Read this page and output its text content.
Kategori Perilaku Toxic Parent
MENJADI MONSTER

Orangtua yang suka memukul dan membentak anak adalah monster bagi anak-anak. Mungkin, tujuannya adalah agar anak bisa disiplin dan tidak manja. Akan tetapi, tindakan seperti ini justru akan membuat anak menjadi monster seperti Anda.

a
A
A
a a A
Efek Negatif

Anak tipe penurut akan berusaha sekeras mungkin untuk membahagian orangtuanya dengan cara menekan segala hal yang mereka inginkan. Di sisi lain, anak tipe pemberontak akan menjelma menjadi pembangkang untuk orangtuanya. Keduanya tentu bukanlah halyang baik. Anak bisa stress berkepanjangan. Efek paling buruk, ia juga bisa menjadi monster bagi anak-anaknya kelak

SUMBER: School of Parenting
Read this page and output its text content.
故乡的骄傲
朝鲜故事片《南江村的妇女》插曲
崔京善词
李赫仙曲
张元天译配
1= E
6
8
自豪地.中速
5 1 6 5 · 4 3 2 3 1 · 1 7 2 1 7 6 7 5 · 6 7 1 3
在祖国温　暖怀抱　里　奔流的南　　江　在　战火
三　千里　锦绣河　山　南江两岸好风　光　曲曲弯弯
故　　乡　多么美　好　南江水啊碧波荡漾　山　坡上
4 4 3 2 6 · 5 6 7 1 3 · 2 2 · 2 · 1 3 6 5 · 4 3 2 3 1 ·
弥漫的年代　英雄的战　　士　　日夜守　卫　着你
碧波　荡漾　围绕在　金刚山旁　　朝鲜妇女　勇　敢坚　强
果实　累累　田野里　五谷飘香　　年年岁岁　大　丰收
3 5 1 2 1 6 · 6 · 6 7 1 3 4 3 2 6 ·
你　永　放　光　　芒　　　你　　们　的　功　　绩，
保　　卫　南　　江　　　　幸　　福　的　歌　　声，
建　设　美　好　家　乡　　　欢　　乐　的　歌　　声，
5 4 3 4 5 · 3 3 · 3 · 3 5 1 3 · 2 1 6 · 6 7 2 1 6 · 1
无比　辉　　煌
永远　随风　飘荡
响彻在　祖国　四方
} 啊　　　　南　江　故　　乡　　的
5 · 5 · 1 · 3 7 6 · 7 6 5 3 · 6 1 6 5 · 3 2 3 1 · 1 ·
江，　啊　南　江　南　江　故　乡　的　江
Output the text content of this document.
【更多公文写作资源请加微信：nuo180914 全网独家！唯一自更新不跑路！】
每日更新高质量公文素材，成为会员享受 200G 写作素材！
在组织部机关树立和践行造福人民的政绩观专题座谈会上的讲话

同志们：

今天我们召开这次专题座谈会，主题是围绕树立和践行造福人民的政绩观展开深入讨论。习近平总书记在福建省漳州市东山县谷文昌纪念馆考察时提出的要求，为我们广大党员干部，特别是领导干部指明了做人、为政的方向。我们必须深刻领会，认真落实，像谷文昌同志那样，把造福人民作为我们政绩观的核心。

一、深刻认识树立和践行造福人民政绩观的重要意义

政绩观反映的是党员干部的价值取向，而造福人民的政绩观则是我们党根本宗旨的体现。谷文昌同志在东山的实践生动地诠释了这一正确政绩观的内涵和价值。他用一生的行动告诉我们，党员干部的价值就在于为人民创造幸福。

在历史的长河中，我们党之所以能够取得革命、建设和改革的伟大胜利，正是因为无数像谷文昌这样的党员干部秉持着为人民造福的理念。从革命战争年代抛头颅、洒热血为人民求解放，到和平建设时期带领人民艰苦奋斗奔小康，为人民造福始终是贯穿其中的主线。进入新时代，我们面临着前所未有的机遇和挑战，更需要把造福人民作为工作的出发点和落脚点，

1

..............................

→ **YOUR OBJECTIVE**
Reproduce each entry above exactly, keeping every word.

→ **COMPLETE RESPONSE**
Read this page and output its text content.
Kategori Perilaku Toxic Parent
MENJADI MONSTER

Orangtua yang suka memukul dan membentak anak adalah monster bagi anak-anak. Mungkin, tujuannya adalah agar anak bisa disiplin dan tidak manja. Akan tetapi, tindakan seperti ini justru akan membuat anak menjadi monster seperti Anda.

a
A
A
a a A
Efek Negatif

Anak tipe penurut akan berusaha sekeras mungkin untuk membahagian orangtuanya dengan cara menekan segala hal yang mereka inginkan. Di sisi lain, anak tipe pemberontak akan menjelma menjadi pembangkang untuk orangtuanya. Keduanya tentu bukanlah halyang baik. Anak bisa stress berkepanjangan. Efek paling buruk, ia juga bisa menjadi monster bagi anak-anaknya kelak

SUMBER: School of Parenting
Read this page and output its text content.
故乡的骄傲
朝鲜故事片《南江村的妇女》插曲
崔京善词
李赫仙曲
张元天译配
1= E
6
8
自豪地.中速
5 1 6 5 · 4 3 2 3 1 · 1 7 2 1 7 6 7 5 · 6 7 1 3
在祖国温　暖怀抱　里　奔流的南　　江　在　战火
三　千里　锦绣河　山　南江两岸好风　光　曲曲弯弯
故　　乡　多么美　好　南江水啊碧波荡漾　山　坡上
4 4 3 2 6 · 5 6 7 1 3 · 2 2 · 2 · 1 3 6 5 · 4 3 2 3 1 ·
弥漫的年代　英雄的战　　士　　日夜守　卫　着你
碧波　荡漾　围绕在　金刚山旁　　朝鲜妇女　勇　敢坚　强
果实　累累　田野里　五谷飘香　　年年岁岁　大　丰收
3 5 1 2 1 6 · 6 · 6 7 1 3 4 3 2 6 ·
你　永　放　光　　芒　　　你　　们　的　功　　绩，
保　　卫　南　　江　　　　幸　　福　的　歌　　声，
建　设　美　好　家　乡　　　欢　　乐　的　歌　　声，
5 4 3 4 5 · 3 3 · 3 · 3 5 1 3 · 2 1 6 · 6 7 2 1 6 · 1
无比　辉　　煌
永远　随风　飘荡
响彻在　祖国　四方
} 啊　　　　南　江　故　　乡　　的
5 · 5 · 1 · 3 7 6 · 7 6 5 3 · 6 1 6 5 · 3 2 3 1 · 1 ·
江，　啊　南　江　南　江　故　乡　的　江
Output the text content of this document.
【更多公文写作资源请加微信：nuo180914 全网独家！唯一自更新不跑路！】
每日更新高质量公文素材，成为会员享受 200G 写作素材！
在组织部机关树立和践行造福人民的政绩观专题座谈会上的讲话

同志们：

今天我们召开这次专题座谈会，主题是围绕树立和践行造福人民的政绩观展开深入讨论。习近平总书记在福建省漳州市东山县谷文昌纪念馆考察时提出的要求，为我们广大党员干部，特别是领导干部指明了做人、为政的方向。我们必须深刻领会，认真落实，像谷文昌同志那样，把造福人民作为我们政绩观的核心。

一、深刻认识树立和践行造福人民政绩观的重要意义

政绩观反映的是党员干部的价值取向，而造福人民的政绩观则是我们党根本宗旨的体现。谷文昌同志在东山的实践生动地诠释了这一正确政绩观的内涵和价值。他用一生的行动告诉我们，党员干部的价值就在于为人民创造幸福。

在历史的长河中，我们党之所以能够取得革命、建设和改革的伟大胜利，正是因为无数像谷文昌这样的党员干部秉持着为人民造福的理念。从革命战争年代抛头颅、洒热血为人民求解放，到和平建设时期带领人民艰苦奋斗奔小康，为人民造福始终是贯穿其中的主线。进入新时代，我们面临着前所未有的机遇和挑战，更需要把造福人民作为工作的出发点和落脚点，

1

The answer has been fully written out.